-- Start of Provided data --

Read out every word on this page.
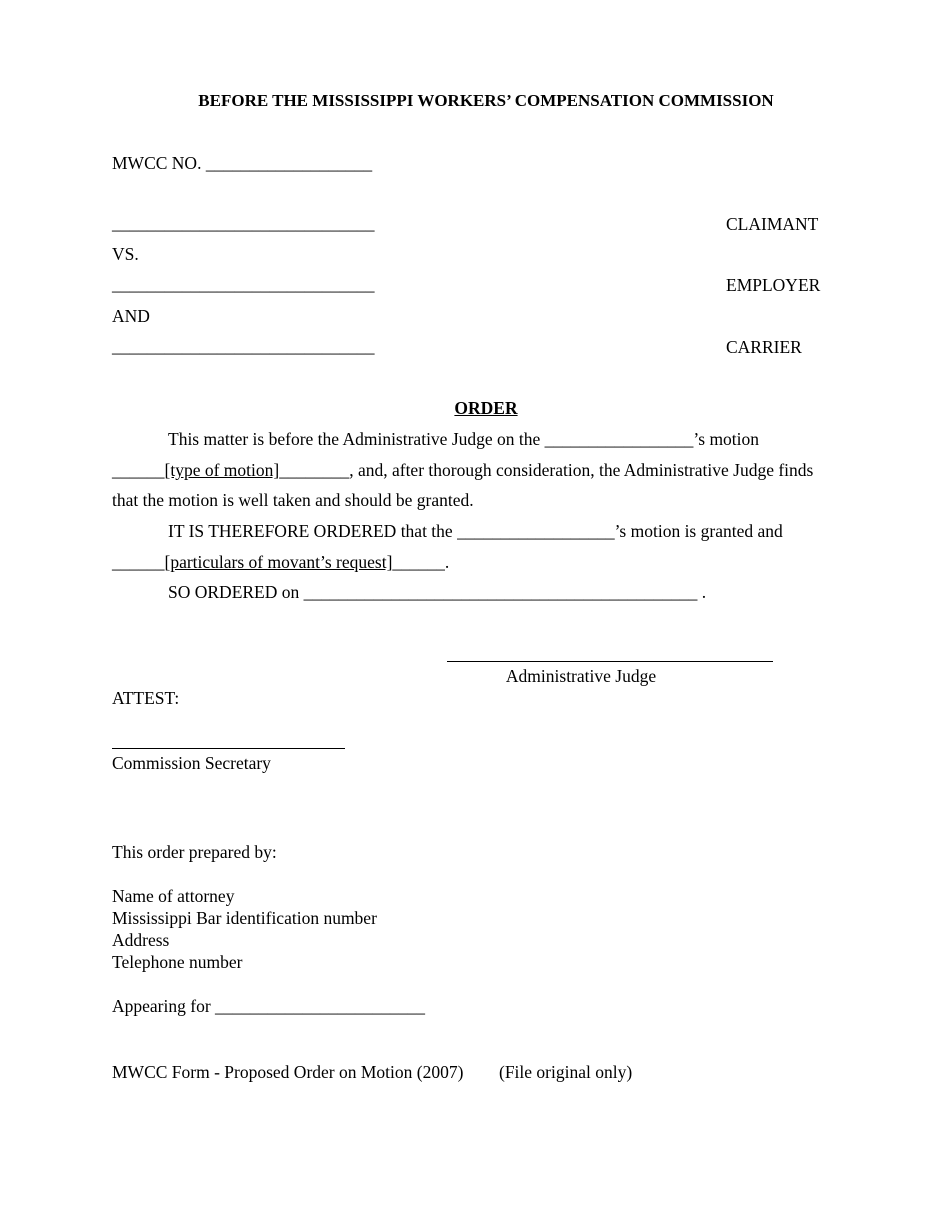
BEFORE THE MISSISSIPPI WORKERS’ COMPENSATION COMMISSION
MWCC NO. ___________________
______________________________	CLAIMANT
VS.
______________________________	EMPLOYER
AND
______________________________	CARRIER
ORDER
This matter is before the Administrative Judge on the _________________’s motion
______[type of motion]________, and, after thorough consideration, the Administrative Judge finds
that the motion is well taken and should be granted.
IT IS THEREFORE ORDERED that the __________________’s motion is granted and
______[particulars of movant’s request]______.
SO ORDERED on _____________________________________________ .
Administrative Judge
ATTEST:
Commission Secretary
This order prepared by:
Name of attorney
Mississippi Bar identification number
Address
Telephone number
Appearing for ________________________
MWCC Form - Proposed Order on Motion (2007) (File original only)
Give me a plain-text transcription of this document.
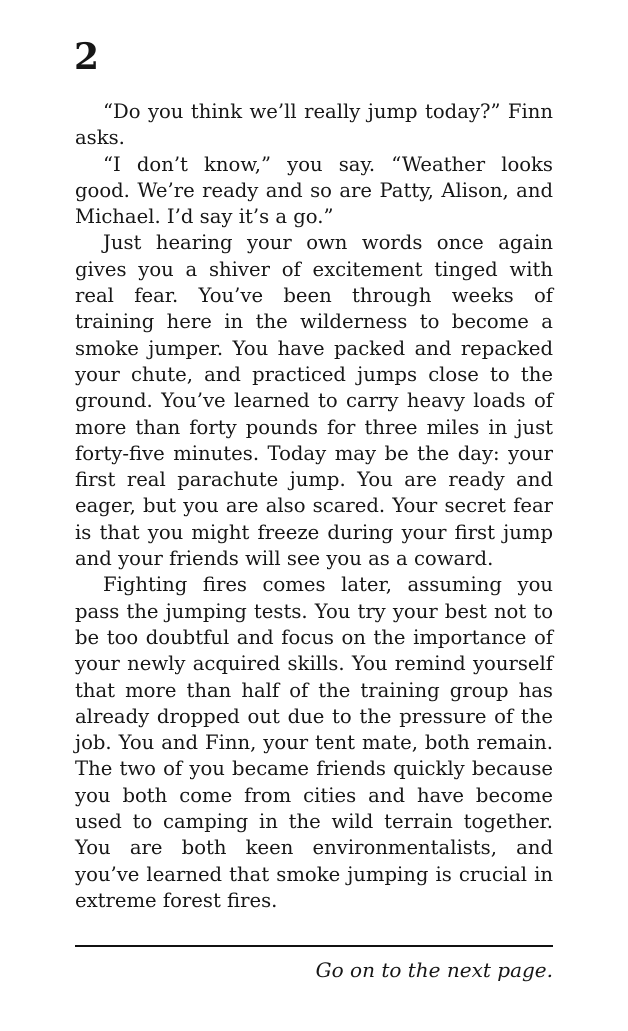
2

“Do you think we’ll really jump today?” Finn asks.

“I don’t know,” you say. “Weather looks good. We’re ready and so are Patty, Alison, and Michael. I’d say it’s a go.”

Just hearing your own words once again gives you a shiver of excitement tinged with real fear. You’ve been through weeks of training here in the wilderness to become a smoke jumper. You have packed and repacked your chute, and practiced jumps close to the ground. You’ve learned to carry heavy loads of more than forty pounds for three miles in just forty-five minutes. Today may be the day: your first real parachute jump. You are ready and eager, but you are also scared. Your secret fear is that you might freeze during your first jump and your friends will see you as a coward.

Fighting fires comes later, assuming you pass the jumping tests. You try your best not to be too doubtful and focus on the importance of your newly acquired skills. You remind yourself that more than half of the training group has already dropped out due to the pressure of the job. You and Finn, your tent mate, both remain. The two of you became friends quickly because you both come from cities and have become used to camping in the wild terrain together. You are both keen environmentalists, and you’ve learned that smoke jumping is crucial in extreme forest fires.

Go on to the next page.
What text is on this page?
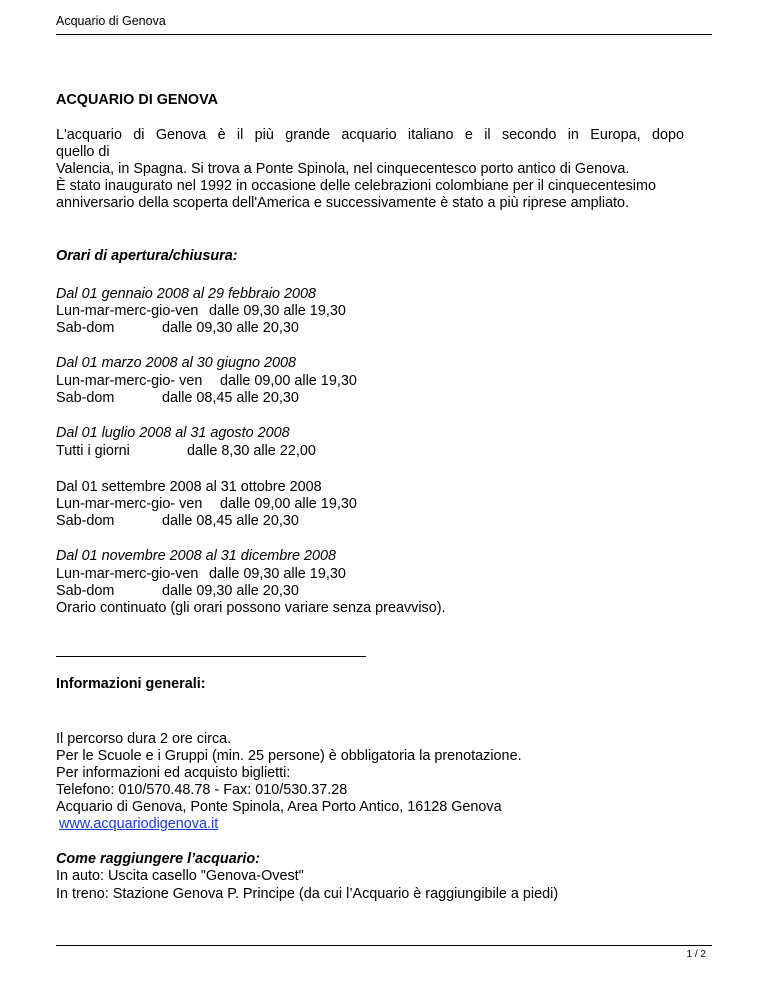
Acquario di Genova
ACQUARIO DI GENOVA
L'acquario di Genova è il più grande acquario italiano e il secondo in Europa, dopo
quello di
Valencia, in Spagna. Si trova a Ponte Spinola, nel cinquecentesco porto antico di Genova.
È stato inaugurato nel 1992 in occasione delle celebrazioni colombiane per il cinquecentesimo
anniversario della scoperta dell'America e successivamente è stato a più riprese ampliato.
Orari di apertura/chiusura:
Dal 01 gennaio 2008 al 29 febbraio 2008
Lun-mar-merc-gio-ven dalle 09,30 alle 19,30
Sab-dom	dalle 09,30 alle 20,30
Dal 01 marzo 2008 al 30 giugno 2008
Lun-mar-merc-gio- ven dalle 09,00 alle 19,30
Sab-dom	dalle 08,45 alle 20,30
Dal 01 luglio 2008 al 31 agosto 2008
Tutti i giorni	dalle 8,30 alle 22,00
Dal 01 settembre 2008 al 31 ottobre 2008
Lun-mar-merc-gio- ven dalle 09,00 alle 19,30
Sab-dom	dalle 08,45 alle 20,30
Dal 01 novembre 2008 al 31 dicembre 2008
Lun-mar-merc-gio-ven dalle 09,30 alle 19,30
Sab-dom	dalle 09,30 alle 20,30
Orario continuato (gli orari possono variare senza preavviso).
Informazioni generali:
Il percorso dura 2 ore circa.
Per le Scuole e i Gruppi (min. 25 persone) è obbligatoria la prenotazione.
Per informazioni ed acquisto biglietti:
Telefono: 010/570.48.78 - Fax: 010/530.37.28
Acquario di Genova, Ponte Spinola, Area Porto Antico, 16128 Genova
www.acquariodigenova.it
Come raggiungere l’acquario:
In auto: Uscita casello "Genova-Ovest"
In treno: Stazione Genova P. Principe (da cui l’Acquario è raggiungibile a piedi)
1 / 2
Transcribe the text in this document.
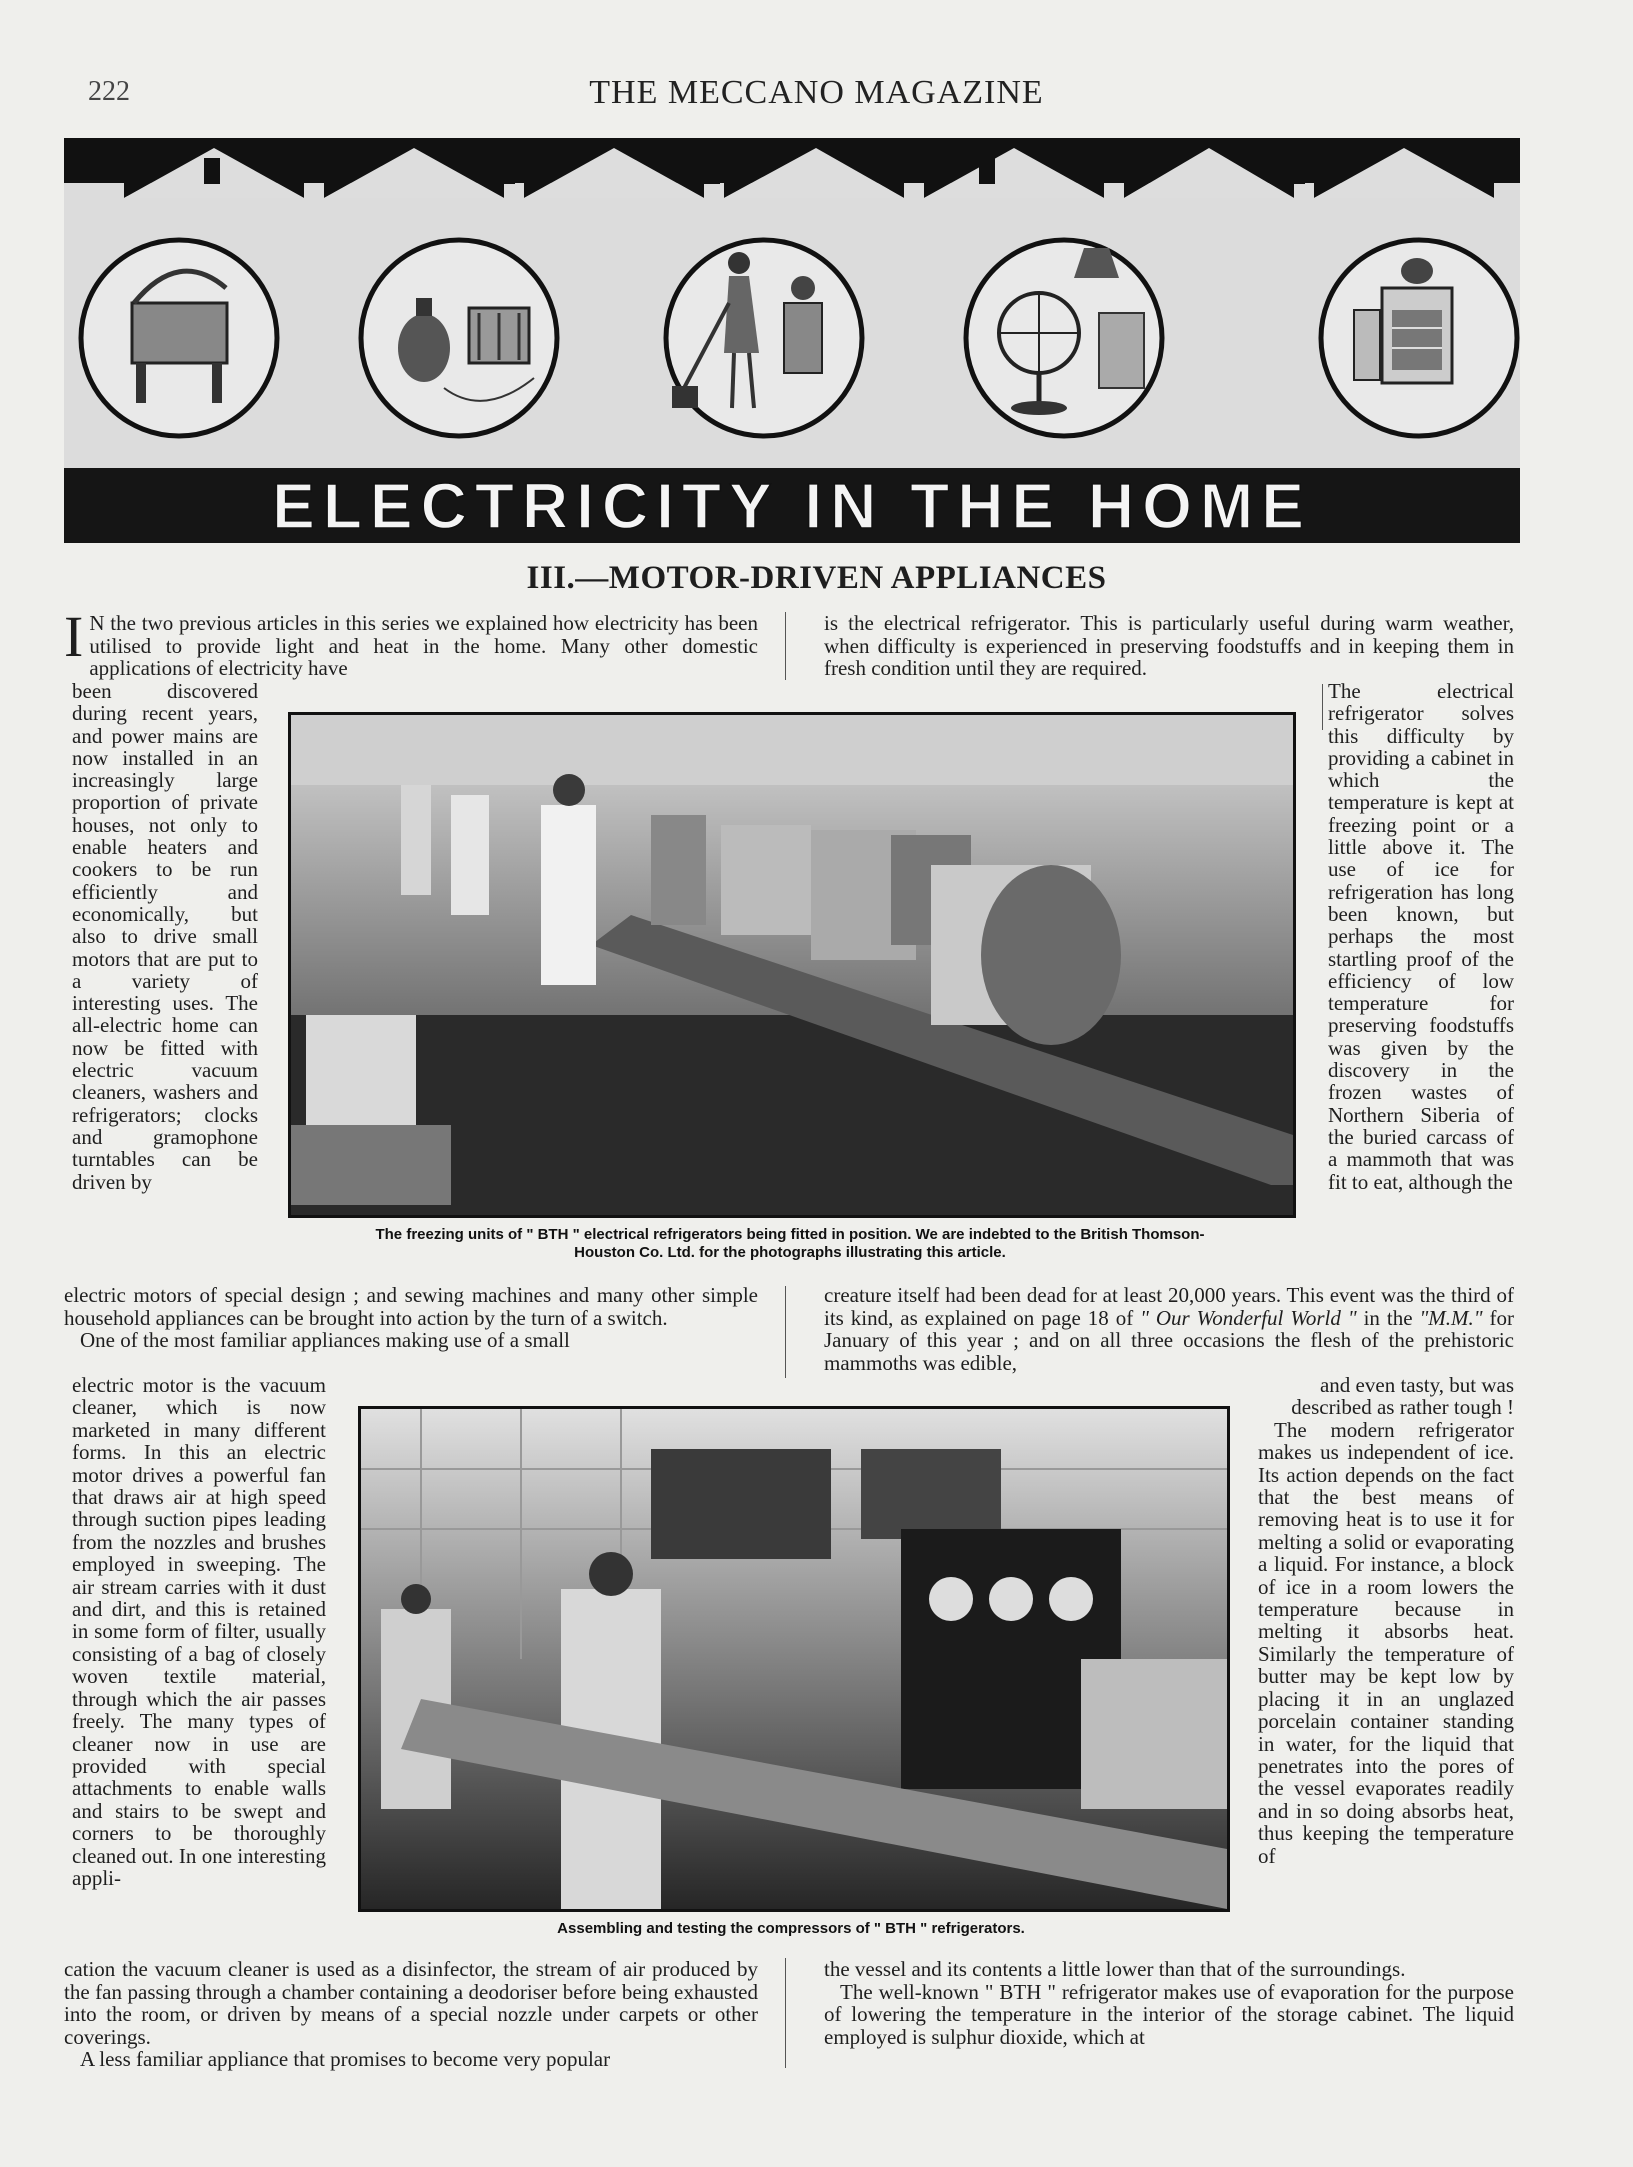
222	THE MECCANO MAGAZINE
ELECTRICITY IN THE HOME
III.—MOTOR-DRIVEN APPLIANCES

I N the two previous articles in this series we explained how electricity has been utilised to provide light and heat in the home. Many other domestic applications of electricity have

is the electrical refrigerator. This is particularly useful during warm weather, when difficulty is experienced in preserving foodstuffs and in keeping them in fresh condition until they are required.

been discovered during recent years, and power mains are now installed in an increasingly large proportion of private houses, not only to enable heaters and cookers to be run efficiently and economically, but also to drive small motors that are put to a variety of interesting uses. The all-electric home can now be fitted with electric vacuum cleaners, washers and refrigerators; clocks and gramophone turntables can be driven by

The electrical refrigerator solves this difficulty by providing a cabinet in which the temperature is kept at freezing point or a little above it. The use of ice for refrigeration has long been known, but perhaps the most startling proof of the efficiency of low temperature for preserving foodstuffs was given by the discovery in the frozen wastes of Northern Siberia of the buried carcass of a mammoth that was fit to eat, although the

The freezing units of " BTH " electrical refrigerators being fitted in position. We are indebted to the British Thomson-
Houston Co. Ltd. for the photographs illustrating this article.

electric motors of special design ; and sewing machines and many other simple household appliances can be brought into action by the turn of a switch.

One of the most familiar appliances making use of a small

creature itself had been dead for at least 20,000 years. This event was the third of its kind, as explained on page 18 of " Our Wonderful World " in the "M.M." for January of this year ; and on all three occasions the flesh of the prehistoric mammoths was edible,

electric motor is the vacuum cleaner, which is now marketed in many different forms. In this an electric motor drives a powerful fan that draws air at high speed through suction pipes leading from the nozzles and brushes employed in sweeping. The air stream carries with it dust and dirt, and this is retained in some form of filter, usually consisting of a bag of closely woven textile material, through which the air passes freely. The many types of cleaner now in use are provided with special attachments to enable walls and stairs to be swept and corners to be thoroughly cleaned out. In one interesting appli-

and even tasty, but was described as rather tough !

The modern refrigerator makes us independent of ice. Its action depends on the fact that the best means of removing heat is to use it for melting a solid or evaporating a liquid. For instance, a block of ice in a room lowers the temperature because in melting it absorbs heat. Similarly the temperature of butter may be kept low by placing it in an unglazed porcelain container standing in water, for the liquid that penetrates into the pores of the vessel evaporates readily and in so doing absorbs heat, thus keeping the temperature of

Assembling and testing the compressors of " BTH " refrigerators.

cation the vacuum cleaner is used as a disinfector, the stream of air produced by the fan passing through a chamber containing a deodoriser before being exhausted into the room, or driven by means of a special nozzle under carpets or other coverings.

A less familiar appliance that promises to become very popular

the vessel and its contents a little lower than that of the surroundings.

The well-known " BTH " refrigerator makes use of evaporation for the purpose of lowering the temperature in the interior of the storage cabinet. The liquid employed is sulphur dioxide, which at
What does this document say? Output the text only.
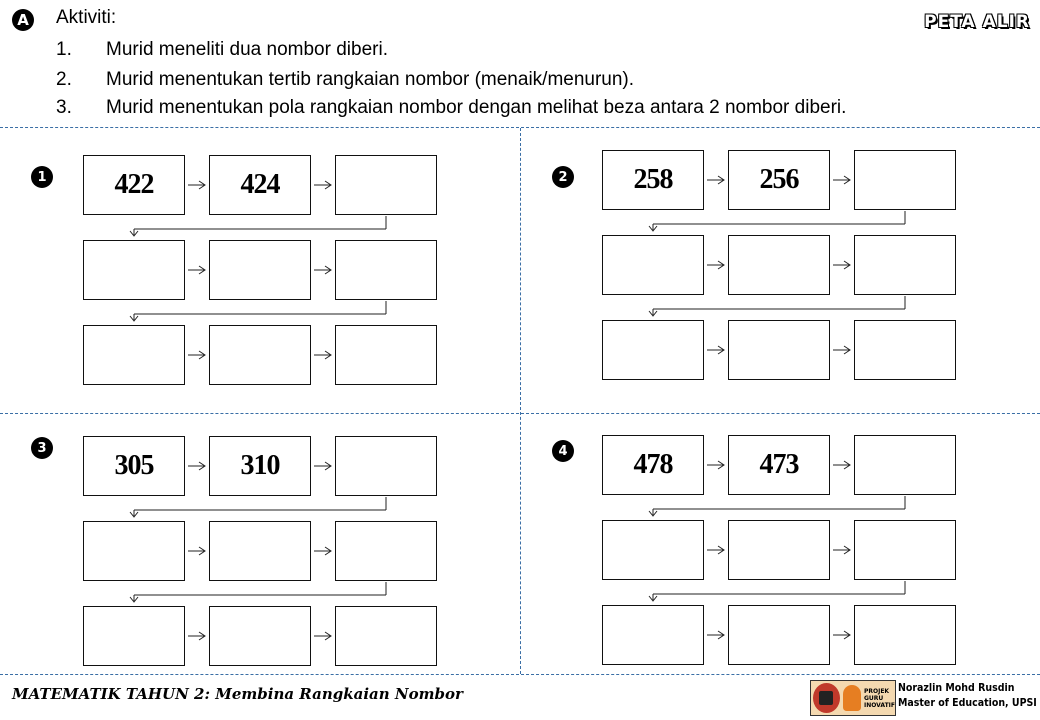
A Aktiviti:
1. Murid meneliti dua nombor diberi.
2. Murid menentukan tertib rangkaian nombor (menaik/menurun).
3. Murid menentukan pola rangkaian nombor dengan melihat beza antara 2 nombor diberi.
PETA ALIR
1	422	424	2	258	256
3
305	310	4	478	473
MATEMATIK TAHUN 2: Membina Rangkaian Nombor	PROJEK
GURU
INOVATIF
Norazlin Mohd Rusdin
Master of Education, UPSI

-- End of Provided data --

Exercise — Please copy exactly the lines from the one containing "What does this" through the last line of the records above, both included, and leave out any pictures.

Solution for this task —
What does this document say? Output the text only.
A Aktiviti:
1. Murid meneliti dua nombor diberi.
2. Murid menentukan tertib rangkaian nombor (menaik/menurun).
3. Murid menentukan pola rangkaian nombor dengan melihat beza antara 2 nombor diberi.
PETA ALIR
1	422	424	2	258	256
3
305	310	4	478	473
MATEMATIK TAHUN 2: Membina Rangkaian Nombor	PROJEK
GURU
INOVATIF
Norazlin Mohd Rusdin
Master of Education, UPSI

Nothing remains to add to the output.